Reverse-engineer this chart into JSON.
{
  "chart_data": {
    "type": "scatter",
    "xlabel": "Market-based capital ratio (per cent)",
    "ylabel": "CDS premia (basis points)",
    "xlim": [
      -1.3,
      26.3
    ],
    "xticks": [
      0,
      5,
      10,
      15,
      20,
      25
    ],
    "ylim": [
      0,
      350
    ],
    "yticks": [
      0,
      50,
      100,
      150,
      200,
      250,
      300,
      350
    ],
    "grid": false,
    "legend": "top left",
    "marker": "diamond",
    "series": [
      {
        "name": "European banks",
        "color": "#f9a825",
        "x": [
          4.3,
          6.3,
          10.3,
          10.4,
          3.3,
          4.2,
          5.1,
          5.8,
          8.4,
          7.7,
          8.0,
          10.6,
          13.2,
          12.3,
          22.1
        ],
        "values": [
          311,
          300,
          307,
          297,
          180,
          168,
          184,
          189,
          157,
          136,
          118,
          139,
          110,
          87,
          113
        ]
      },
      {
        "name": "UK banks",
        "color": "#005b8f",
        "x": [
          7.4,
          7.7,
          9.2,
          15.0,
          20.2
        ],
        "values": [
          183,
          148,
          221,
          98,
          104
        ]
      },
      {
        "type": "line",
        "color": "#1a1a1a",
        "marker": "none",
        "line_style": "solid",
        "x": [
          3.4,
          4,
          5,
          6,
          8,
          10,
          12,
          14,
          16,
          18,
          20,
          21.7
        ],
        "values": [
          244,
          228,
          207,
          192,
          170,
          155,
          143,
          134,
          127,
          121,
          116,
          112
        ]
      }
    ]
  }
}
____________
SHORT PROBLEM:
Send back all of the entries exactly, with nothing missing.

EXERCISE RESPONSE:
Reverse-engineer this chart into JSON.
{
  "chart_data": {
    "type": "scatter",
    "xlabel": "Market-based capital ratio (per cent)",
    "ylabel": "CDS premia (basis points)",
    "xlim": [
      -1.3,
      26.3
    ],
    "xticks": [
      0,
      5,
      10,
      15,
      20,
      25
    ],
    "ylim": [
      0,
      350
    ],
    "yticks": [
      0,
      50,
      100,
      150,
      200,
      250,
      300,
      350
    ],
    "grid": false,
    "legend": "top left",
    "marker": "diamond",
    "series": [
      {
        "name": "European banks",
        "color": "#f9a825",
        "x": [
          4.3,
          6.3,
          10.3,
          10.4,
          3.3,
          4.2,
          5.1,
          5.8,
          8.4,
          7.7,
          8.0,
          10.6,
          13.2,
          12.3,
          22.1
        ],
        "values": [
          311,
          300,
          307,
          297,
          180,
          168,
          184,
          189,
          157,
          136,
          118,
          139,
          110,
          87,
          113
        ]
      },
      {
        "name": "UK banks",
        "color": "#005b8f",
        "x": [
          7.4,
          7.7,
          9.2,
          15.0,
          20.2
        ],
        "values": [
          183,
          148,
          221,
          98,
          104
        ]
      },
      {
        "type": "line",
        "color": "#1a1a1a",
        "marker": "none",
        "line_style": "solid",
        "x": [
          3.4,
          4,
          5,
          6,
          8,
          10,
          12,
          14,
          16,
          18,
          20,
          21.7
        ],
        "values": [
          244,
          228,
          207,
          192,
          170,
          155,
          143,
          134,
          127,
          121,
          116,
          112
        ]
      }
    ]
  }
}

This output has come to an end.